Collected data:
........
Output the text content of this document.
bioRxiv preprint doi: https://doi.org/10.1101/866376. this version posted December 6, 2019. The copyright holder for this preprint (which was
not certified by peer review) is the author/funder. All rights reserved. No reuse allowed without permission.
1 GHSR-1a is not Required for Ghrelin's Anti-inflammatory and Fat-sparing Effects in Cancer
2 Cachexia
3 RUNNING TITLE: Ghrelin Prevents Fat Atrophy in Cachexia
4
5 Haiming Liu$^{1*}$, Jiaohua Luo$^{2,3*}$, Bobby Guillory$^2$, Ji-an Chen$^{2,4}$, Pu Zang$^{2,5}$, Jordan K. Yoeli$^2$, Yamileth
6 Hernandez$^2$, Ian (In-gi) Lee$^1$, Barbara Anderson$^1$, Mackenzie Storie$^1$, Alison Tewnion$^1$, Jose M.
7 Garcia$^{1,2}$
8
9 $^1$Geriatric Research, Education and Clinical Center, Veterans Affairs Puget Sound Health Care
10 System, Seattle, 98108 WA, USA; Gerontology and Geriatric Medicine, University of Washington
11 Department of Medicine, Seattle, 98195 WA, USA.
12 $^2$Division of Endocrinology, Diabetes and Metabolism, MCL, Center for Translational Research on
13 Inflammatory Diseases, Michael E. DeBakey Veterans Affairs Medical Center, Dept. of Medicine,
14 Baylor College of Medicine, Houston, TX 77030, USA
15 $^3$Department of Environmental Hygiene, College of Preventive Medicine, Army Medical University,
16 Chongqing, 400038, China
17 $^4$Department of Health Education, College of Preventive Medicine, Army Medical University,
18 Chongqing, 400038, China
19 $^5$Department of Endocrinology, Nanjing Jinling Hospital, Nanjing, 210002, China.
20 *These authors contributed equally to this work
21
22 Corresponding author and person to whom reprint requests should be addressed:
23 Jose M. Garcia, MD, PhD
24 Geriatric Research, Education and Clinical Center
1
........
REQUIREMENT: Everything in the listing above should be restated exactly.

ANSWER FOR THE TASK:
Output the text content of this document.
bioRxiv preprint doi: https://doi.org/10.1101/866376. this version posted December 6, 2019. The copyright holder for this preprint (which was
not certified by peer review) is the author/funder. All rights reserved. No reuse allowed without permission.
1 GHSR-1a is not Required for Ghrelin's Anti-inflammatory and Fat-sparing Effects in Cancer
2 Cachexia
3 RUNNING TITLE: Ghrelin Prevents Fat Atrophy in Cachexia
4
5 Haiming Liu$^{1*}$, Jiaohua Luo$^{2,3*}$, Bobby Guillory$^2$, Ji-an Chen$^{2,4}$, Pu Zang$^{2,5}$, Jordan K. Yoeli$^2$, Yamileth
6 Hernandez$^2$, Ian (In-gi) Lee$^1$, Barbara Anderson$^1$, Mackenzie Storie$^1$, Alison Tewnion$^1$, Jose M.
7 Garcia$^{1,2}$
8
9 $^1$Geriatric Research, Education and Clinical Center, Veterans Affairs Puget Sound Health Care
10 System, Seattle, 98108 WA, USA; Gerontology and Geriatric Medicine, University of Washington
11 Department of Medicine, Seattle, 98195 WA, USA.
12 $^2$Division of Endocrinology, Diabetes and Metabolism, MCL, Center for Translational Research on
13 Inflammatory Diseases, Michael E. DeBakey Veterans Affairs Medical Center, Dept. of Medicine,
14 Baylor College of Medicine, Houston, TX 77030, USA
15 $^3$Department of Environmental Hygiene, College of Preventive Medicine, Army Medical University,
16 Chongqing, 400038, China
17 $^4$Department of Health Education, College of Preventive Medicine, Army Medical University,
18 Chongqing, 400038, China
19 $^5$Department of Endocrinology, Nanjing Jinling Hospital, Nanjing, 210002, China.
20 *These authors contributed equally to this work
21
22 Corresponding author and person to whom reprint requests should be addressed:
23 Jose M. Garcia, MD, PhD
24 Geriatric Research, Education and Clinical Center
1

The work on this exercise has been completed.